Page:
To the extent that the Member States elaborate the law laid down in the
Treaties in such a way that, with the principle of conferral
fundamentally continuing to apply, an amendment of the law laid down in
the Treaties can be brought about without a ratification procedure, a
special responsibility is incumbent on the legislative bodies, apart
from the Federal Government, as regards participation, which, in
Germany, must, on the national level, comply with the requirements under
Article 23.1 of the Basic Law (responsibility for integration). The act
approving a treaty amending a European Treaty and the national
accompanying laws must therefore be such that European integration
continues to take place according to the principle of conferral without
the possibility for the European Union of taking possession of
Kompetenz-Kompetenz or to violate the Member States’ constitutional
identity which is not amenable to integration, in this case, that of the
Basic Law. For borderline cases of what is still constitutionally
admissible, the German legislature must, if necessary, make arrangements
with its laws that accompany approval to ensure that the responsibility
for integration of the legislative bodies can sufficiently develop.

Requests:
1. In the text on the responsibility for integration, which article of the Basic Law sets the requirements that participation by the legislative bodies in Germany must meet at the national level?
2. Continue the text on the responsibility for integration, starting after its final sentence.

Extracted records:
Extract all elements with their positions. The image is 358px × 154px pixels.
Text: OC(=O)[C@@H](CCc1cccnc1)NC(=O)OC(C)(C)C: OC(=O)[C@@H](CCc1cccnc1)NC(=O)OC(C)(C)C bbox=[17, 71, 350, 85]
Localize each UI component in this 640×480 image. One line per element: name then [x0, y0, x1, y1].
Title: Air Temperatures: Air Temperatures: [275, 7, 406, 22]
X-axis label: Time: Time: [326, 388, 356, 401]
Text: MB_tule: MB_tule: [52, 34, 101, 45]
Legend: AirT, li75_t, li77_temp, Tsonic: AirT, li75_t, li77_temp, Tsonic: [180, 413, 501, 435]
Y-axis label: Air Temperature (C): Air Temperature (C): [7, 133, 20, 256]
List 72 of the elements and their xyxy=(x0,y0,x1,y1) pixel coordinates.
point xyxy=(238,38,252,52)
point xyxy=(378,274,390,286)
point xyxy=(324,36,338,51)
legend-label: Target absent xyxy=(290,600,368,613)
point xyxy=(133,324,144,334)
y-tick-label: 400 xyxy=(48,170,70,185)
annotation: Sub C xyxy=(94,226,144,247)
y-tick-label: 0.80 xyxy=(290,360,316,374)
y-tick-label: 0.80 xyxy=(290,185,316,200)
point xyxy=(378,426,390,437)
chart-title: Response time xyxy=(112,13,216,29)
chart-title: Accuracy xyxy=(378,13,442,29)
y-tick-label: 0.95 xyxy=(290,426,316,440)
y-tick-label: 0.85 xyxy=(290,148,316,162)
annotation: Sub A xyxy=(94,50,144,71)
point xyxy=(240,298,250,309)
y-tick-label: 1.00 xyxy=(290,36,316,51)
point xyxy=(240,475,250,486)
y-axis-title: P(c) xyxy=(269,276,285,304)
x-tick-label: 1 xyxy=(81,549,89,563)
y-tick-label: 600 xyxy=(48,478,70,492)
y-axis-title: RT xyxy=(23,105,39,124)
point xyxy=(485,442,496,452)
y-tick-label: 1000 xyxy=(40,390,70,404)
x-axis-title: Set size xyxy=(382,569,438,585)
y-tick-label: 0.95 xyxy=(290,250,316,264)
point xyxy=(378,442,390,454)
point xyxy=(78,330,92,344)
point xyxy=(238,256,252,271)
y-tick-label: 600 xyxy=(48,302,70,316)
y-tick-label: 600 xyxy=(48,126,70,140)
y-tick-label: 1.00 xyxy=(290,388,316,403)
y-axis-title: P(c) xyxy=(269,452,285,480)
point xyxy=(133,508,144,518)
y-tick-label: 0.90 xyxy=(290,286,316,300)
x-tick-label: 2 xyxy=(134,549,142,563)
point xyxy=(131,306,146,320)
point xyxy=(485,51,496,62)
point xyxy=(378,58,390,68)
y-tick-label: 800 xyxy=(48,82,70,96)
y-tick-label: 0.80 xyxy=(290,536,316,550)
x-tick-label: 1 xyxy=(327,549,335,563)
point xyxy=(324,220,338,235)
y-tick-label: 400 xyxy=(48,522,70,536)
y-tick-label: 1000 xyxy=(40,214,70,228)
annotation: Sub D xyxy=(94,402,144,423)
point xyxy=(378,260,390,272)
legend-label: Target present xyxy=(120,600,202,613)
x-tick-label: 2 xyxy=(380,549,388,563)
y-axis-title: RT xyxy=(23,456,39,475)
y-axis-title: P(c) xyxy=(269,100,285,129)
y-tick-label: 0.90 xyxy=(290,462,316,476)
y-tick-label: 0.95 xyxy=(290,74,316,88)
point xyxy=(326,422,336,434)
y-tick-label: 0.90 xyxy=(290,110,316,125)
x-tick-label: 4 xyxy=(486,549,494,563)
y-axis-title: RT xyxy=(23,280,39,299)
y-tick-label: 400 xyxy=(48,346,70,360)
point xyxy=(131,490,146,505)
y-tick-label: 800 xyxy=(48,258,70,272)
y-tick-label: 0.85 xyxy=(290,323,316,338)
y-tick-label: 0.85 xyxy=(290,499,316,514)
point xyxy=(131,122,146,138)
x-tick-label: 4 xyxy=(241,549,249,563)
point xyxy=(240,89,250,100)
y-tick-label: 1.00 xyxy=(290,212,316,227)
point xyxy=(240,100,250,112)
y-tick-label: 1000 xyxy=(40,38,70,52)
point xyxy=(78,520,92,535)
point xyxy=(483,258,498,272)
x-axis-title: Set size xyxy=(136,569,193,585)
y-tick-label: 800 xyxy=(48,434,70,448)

Results of the tasks:
1. Article 23.1 of the Basic Law.

2.
e) The Federal Constitutional Court reviews whether legal instruments of
the European institutions and bodies, adhering to the principle of
subsidiarity under Community and Union law (Article 5.2 ECT; Article 5.1
sentence 2 and 5.3 TEU Lisbon), keep within the boundaries of the
sovereign powers accorded to them by way of conferred power (ultra vires
review). Furthermore, the Federal Constitutional Court reviews whether
the inviolable core content of the constitutional identity of the Basic
Law pursuant to Article 23.1 sentence 3 in conjunction with Article 79.3
of the Basic Law is respected (identity review). The exercise of these
competences of review, which are constitutionally required, safeguards
the fundamental political and constitutional structures of sovereign
Member States, which are recognised by Article 4.2 sentence 1 TEU
Lisbon, even with progressing integration. Its application in a given
case follows the principle of the Basic Law’s openness towards European
Law.

3. The subsumption
a) There are no decisive constitutional objections to the Act Approving
the Treaty of Lisbon.

aa) With the present status of integration, the European Union does,
even upon the entry into force of the Treaty of Lisbon, not yet attain a
shape that corresponds to the level of legitimisation of a democracy
constituted as a state. It is not a federal state but remains an
association of sovereign states to which the principle of conferral
applies.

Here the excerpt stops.